Skip the pictures. Transcribe the rest of the data below without changing a word.

--- begin Extracted information ---

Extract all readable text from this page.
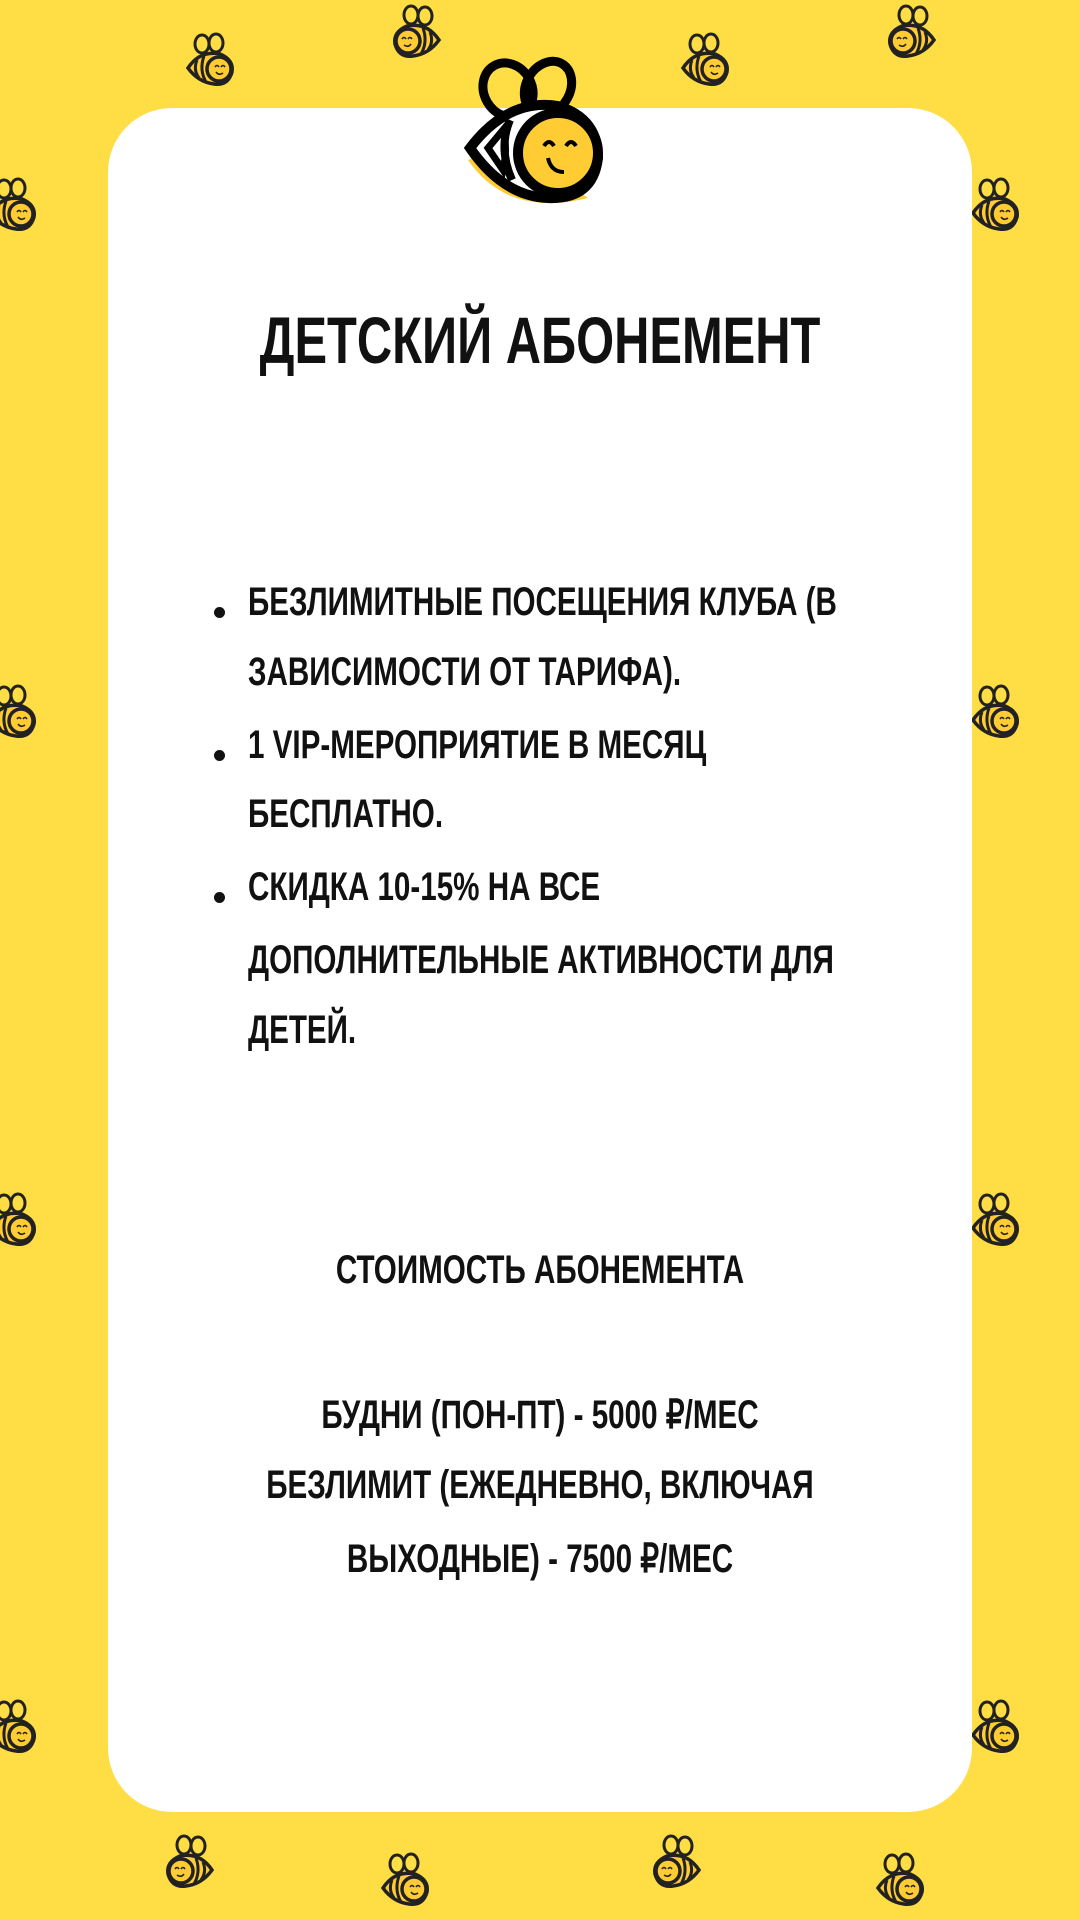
ДЕТСКИЙ АБОНЕМЕНТ
БЕЗЛИМИТНЫЕ ПОСЕЩЕНИЯ КЛУБА (В
ЗАВИСИМОСТИ ОТ ТАРИФА).
1 VIP-МЕРОПРИЯТИЕ В МЕСЯЦ
БЕСПЛАТНО.
СКИДКА 10-15% НА ВСЕ
ДОПОЛНИТЕЛЬНЫЕ АКТИВНОСТИ ДЛЯ
ДЕТЕЙ.
СТОИМОСТЬ АБОНЕМЕНТА
БУДНИ (ПОН-ПТ) - 5000 ₽/МЕС
БЕЗЛИМИТ (ЕЖЕДНЕВНО, ВКЛЮЧАЯ
ВЫХОДНЫЕ) - 7500 ₽/МЕС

--- end Extracted information ---

Complete output —
Extract all readable text from this page.
ДЕТСКИЙ АБОНЕМЕНТ
БЕЗЛИМИТНЫЕ ПОСЕЩЕНИЯ КЛУБА (В
ЗАВИСИМОСТИ ОТ ТАРИФА).
1 VIP-МЕРОПРИЯТИЕ В МЕСЯЦ
БЕСПЛАТНО.
СКИДКА 10-15% НА ВСЕ
ДОПОЛНИТЕЛЬНЫЕ АКТИВНОСТИ ДЛЯ
ДЕТЕЙ.
СТОИМОСТЬ АБОНЕМЕНТА
БУДНИ (ПОН-ПТ) - 5000 ₽/МЕС
БЕЗЛИМИТ (ЕЖЕДНЕВНО, ВКЛЮЧАЯ
ВЫХОДНЫЕ) - 7500 ₽/МЕС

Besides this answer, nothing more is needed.